▶ [Set exercise]: Write the material out again exactly as it stands.

▶ [Records for this exercise]:
++++++++++++++++++++

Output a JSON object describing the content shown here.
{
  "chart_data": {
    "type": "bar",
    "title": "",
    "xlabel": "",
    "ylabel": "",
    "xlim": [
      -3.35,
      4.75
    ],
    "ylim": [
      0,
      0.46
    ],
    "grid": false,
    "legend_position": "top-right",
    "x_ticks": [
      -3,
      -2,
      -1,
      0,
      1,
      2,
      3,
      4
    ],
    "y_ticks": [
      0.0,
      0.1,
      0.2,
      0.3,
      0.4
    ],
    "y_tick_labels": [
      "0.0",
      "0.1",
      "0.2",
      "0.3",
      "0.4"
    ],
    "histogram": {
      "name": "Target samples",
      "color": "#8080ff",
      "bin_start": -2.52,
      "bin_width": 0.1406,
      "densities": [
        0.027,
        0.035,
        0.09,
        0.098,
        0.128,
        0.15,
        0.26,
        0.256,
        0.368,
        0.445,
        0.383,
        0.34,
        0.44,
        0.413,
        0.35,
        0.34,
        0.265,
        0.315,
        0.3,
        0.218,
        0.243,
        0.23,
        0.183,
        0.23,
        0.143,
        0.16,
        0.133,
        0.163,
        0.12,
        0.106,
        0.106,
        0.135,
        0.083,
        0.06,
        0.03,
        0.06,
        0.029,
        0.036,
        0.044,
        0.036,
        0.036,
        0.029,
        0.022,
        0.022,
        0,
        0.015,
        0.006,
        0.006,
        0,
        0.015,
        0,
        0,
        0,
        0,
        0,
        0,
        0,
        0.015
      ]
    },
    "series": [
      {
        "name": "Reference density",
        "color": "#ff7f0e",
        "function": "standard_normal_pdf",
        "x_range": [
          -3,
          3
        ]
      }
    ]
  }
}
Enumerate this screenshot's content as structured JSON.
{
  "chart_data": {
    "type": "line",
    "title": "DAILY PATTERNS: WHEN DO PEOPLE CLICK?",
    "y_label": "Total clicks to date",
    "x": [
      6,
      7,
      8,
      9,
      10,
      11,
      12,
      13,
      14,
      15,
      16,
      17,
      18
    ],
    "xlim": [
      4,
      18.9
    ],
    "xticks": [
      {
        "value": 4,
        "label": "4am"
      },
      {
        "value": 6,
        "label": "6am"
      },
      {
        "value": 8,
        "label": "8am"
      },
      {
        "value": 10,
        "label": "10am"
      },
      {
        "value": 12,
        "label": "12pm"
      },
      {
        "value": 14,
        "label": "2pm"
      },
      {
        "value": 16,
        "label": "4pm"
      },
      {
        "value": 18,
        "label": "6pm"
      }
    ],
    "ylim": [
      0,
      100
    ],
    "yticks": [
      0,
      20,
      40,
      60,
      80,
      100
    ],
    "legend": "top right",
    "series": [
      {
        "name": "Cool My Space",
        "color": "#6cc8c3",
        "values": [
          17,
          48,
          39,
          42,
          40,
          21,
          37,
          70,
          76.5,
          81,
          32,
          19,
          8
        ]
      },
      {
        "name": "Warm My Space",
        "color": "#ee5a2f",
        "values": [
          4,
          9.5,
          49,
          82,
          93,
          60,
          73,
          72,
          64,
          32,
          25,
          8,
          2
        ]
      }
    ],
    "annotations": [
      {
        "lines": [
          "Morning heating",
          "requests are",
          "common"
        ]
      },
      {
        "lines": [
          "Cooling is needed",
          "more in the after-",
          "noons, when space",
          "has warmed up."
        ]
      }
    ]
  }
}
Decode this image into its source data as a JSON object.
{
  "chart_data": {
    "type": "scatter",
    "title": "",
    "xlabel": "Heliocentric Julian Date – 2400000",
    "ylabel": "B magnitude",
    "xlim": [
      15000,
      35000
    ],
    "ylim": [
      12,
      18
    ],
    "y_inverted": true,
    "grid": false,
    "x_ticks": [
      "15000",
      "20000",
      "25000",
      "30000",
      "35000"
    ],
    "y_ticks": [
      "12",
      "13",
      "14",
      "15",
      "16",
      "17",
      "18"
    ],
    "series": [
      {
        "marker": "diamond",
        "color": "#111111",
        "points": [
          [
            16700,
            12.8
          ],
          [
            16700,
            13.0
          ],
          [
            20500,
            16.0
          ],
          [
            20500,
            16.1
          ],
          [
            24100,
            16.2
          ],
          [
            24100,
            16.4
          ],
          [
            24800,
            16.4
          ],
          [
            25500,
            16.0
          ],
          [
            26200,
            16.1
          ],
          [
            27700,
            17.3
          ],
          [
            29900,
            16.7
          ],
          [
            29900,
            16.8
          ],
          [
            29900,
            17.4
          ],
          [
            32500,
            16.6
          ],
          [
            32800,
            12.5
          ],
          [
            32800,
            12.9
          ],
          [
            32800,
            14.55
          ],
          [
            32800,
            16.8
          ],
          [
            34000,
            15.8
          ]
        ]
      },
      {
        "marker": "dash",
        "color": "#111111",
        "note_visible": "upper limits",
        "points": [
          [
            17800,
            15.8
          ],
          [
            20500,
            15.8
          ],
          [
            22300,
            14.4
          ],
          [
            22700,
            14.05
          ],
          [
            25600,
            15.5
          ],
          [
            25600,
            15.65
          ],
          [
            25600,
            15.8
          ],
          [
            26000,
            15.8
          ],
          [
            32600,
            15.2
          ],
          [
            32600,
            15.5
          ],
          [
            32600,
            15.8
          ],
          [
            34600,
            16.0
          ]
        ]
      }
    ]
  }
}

++++++++++++++++++++

▶ [Final result]:
Output a JSON object describing the content shown here.
{
  "chart_data": {
    "type": "bar",
    "title": "",
    "xlabel": "",
    "ylabel": "",
    "xlim": [
      -3.35,
      4.75
    ],
    "ylim": [
      0,
      0.46
    ],
    "grid": false,
    "legend_position": "top-right",
    "x_ticks": [
      -3,
      -2,
      -1,
      0,
      1,
      2,
      3,
      4
    ],
    "y_ticks": [
      0.0,
      0.1,
      0.2,
      0.3,
      0.4
    ],
    "y_tick_labels": [
      "0.0",
      "0.1",
      "0.2",
      "0.3",
      "0.4"
    ],
    "histogram": {
      "name": "Target samples",
      "color": "#8080ff",
      "bin_start": -2.52,
      "bin_width": 0.1406,
      "densities": [
        0.027,
        0.035,
        0.09,
        0.098,
        0.128,
        0.15,
        0.26,
        0.256,
        0.368,
        0.445,
        0.383,
        0.34,
        0.44,
        0.413,
        0.35,
        0.34,
        0.265,
        0.315,
        0.3,
        0.218,
        0.243,
        0.23,
        0.183,
        0.23,
        0.143,
        0.16,
        0.133,
        0.163,
        0.12,
        0.106,
        0.106,
        0.135,
        0.083,
        0.06,
        0.03,
        0.06,
        0.029,
        0.036,
        0.044,
        0.036,
        0.036,
        0.029,
        0.022,
        0.022,
        0,
        0.015,
        0.006,
        0.006,
        0,
        0.015,
        0,
        0,
        0,
        0,
        0,
        0,
        0,
        0.015
      ]
    },
    "series": [
      {
        "name": "Reference density",
        "color": "#ff7f0e",
        "function": "standard_normal_pdf",
        "x_range": [
          -3,
          3
        ]
      }
    ]
  }
}
Enumerate this screenshot's content as structured JSON.
{
  "chart_data": {
    "type": "line",
    "title": "DAILY PATTERNS: WHEN DO PEOPLE CLICK?",
    "y_label": "Total clicks to date",
    "x": [
      6,
      7,
      8,
      9,
      10,
      11,
      12,
      13,
      14,
      15,
      16,
      17,
      18
    ],
    "xlim": [
      4,
      18.9
    ],
    "xticks": [
      {
        "value": 4,
        "label": "4am"
      },
      {
        "value": 6,
        "label": "6am"
      },
      {
        "value": 8,
        "label": "8am"
      },
      {
        "value": 10,
        "label": "10am"
      },
      {
        "value": 12,
        "label": "12pm"
      },
      {
        "value": 14,
        "label": "2pm"
      },
      {
        "value": 16,
        "label": "4pm"
      },
      {
        "value": 18,
        "label": "6pm"
      }
    ],
    "ylim": [
      0,
      100
    ],
    "yticks": [
      0,
      20,
      40,
      60,
      80,
      100
    ],
    "legend": "top right",
    "series": [
      {
        "name": "Cool My Space",
        "color": "#6cc8c3",
        "values": [
          17,
          48,
          39,
          42,
          40,
          21,
          37,
          70,
          76.5,
          81,
          32,
          19,
          8
        ]
      },
      {
        "name": "Warm My Space",
        "color": "#ee5a2f",
        "values": [
          4,
          9.5,
          49,
          82,
          93,
          60,
          73,
          72,
          64,
          32,
          25,
          8,
          2
        ]
      }
    ],
    "annotations": [
      {
        "lines": [
          "Morning heating",
          "requests are",
          "common"
        ]
      },
      {
        "lines": [
          "Cooling is needed",
          "more in the after-",
          "noons, when space",
          "has warmed up."
        ]
      }
    ]
  }
}
Decode this image into its source data as a JSON object.
{
  "chart_data": {
    "type": "scatter",
    "title": "",
    "xlabel": "Heliocentric Julian Date – 2400000",
    "ylabel": "B magnitude",
    "xlim": [
      15000,
      35000
    ],
    "ylim": [
      12,
      18
    ],
    "y_inverted": true,
    "grid": false,
    "x_ticks": [
      "15000",
      "20000",
      "25000",
      "30000",
      "35000"
    ],
    "y_ticks": [
      "12",
      "13",
      "14",
      "15",
      "16",
      "17",
      "18"
    ],
    "series": [
      {
        "marker": "diamond",
        "color": "#111111",
        "points": [
          [
            16700,
            12.8
          ],
          [
            16700,
            13.0
          ],
          [
            20500,
            16.0
          ],
          [
            20500,
            16.1
          ],
          [
            24100,
            16.2
          ],
          [
            24100,
            16.4
          ],
          [
            24800,
            16.4
          ],
          [
            25500,
            16.0
          ],
          [
            26200,
            16.1
          ],
          [
            27700,
            17.3
          ],
          [
            29900,
            16.7
          ],
          [
            29900,
            16.8
          ],
          [
            29900,
            17.4
          ],
          [
            32500,
            16.6
          ],
          [
            32800,
            12.5
          ],
          [
            32800,
            12.9
          ],
          [
            32800,
            14.55
          ],
          [
            32800,
            16.8
          ],
          [
            34000,
            15.8
          ]
        ]
      },
      {
        "marker": "dash",
        "color": "#111111",
        "note_visible": "upper limits",
        "points": [
          [
            17800,
            15.8
          ],
          [
            20500,
            15.8
          ],
          [
            22300,
            14.4
          ],
          [
            22700,
            14.05
          ],
          [
            25600,
            15.5
          ],
          [
            25600,
            15.65
          ],
          [
            25600,
            15.8
          ],
          [
            26000,
            15.8
          ],
          [
            32600,
            15.2
          ],
          [
            32600,
            15.5
          ],
          [
            32600,
            15.8
          ],
          [
            34600,
            16.0
          ]
        ]
      }
    ]
  }
}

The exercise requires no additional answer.